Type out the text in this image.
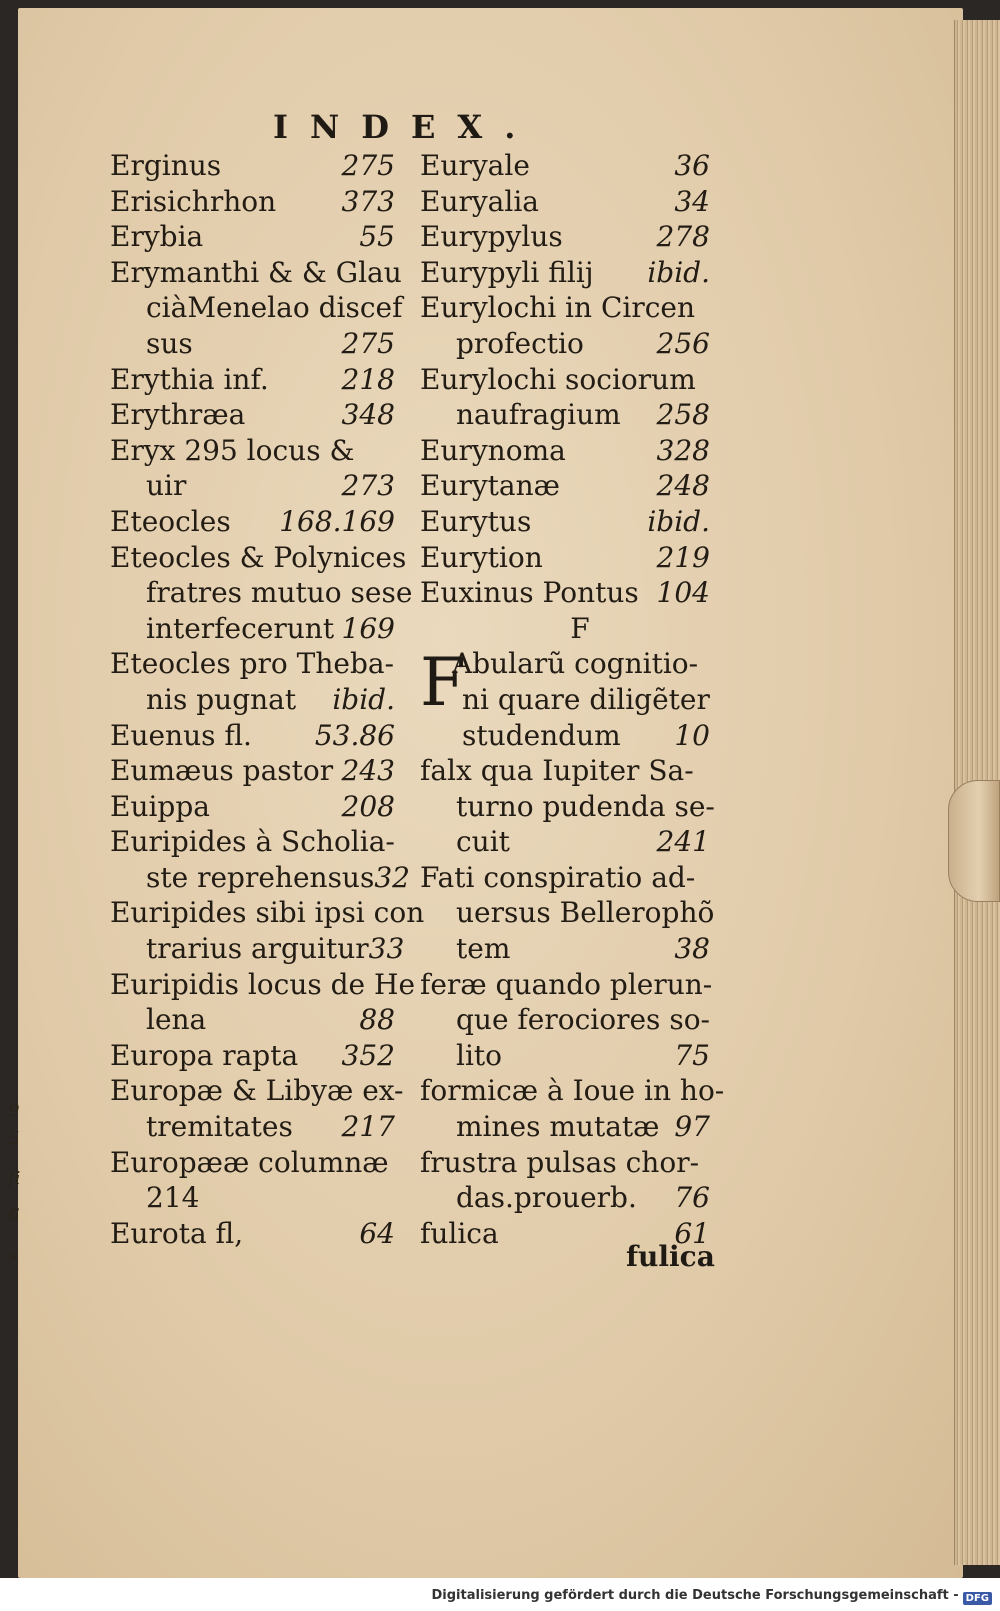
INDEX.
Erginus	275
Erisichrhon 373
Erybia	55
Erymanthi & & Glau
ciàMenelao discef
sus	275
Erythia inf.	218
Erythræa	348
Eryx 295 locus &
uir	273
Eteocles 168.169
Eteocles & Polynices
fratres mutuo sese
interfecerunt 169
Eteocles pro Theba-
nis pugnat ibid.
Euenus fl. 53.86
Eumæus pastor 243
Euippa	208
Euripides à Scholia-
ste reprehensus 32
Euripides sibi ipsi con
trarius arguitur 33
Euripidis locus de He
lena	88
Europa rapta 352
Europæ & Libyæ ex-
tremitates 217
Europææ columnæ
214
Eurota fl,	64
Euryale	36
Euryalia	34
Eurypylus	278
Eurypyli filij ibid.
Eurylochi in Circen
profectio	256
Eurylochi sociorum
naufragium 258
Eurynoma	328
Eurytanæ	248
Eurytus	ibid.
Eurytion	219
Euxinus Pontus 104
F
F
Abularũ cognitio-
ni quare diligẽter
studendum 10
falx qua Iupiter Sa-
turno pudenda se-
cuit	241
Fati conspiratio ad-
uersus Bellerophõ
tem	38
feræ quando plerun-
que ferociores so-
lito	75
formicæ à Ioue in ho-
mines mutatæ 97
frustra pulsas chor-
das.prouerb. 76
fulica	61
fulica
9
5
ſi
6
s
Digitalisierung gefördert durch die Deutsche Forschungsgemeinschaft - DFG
··········
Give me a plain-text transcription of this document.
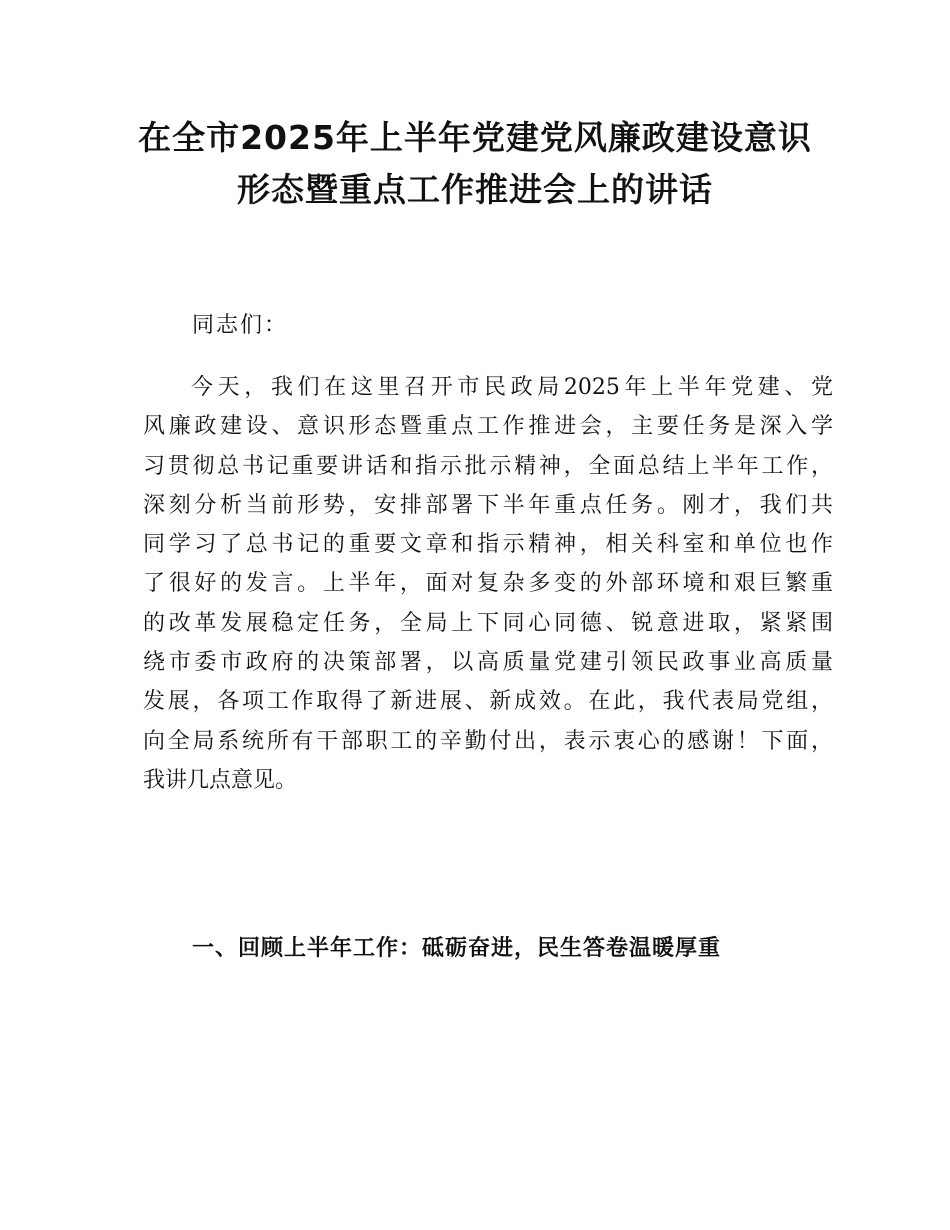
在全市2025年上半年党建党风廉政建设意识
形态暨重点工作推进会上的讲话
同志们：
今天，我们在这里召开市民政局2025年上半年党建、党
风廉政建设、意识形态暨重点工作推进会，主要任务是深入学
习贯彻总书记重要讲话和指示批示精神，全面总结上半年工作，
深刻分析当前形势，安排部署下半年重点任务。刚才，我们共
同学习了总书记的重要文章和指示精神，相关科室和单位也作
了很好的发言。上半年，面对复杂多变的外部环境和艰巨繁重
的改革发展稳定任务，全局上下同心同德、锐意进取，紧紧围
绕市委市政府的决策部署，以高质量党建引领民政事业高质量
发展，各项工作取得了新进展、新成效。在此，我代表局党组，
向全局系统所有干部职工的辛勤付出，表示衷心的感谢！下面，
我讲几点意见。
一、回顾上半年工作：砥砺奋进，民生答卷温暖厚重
··········
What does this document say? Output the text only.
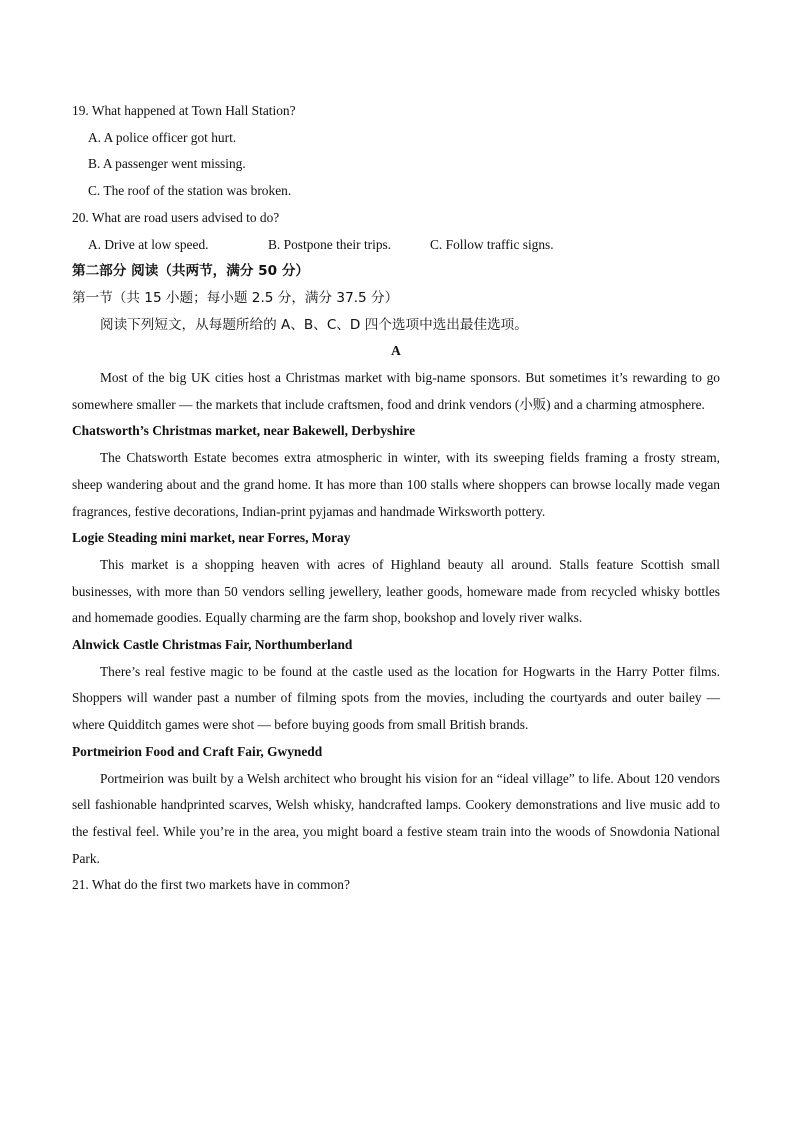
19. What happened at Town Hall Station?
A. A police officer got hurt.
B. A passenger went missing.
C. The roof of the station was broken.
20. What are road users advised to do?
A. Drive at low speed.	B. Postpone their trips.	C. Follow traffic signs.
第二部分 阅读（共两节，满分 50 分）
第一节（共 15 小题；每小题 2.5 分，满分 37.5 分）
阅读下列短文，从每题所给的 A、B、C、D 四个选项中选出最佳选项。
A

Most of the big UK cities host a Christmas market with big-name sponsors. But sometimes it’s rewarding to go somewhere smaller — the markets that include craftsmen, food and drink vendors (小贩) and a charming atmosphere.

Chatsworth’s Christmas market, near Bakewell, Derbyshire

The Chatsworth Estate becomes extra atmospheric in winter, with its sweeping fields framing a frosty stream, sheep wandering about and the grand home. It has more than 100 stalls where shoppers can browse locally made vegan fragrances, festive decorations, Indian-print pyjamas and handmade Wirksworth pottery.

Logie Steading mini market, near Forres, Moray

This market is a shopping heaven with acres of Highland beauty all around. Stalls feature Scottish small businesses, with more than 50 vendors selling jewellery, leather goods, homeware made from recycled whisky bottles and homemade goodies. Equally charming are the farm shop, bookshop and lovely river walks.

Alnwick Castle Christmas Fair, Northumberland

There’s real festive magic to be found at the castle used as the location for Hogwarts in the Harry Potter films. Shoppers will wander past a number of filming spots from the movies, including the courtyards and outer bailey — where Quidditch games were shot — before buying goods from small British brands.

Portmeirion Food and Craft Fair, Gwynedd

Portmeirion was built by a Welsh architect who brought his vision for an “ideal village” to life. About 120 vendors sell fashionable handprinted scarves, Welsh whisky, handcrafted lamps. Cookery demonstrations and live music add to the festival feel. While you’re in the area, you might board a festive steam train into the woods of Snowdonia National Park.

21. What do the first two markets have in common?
··········
*Written problem*: Using the entries above, return each line that includes the word "Chatsworth".

*Task response*:
Chatsworth’s Christmas market, near Bakewell, Derbyshire
The Chatsworth Estate becomes extra atmospheric in winter, with its sweeping fields framing a frosty stream, sheep wandering about and the grand home. It has more than 100 stalls where shoppers can browse locally made vegan fragrances, festive decorations, Indian-print pyjamas and handmade Wirksworth pottery.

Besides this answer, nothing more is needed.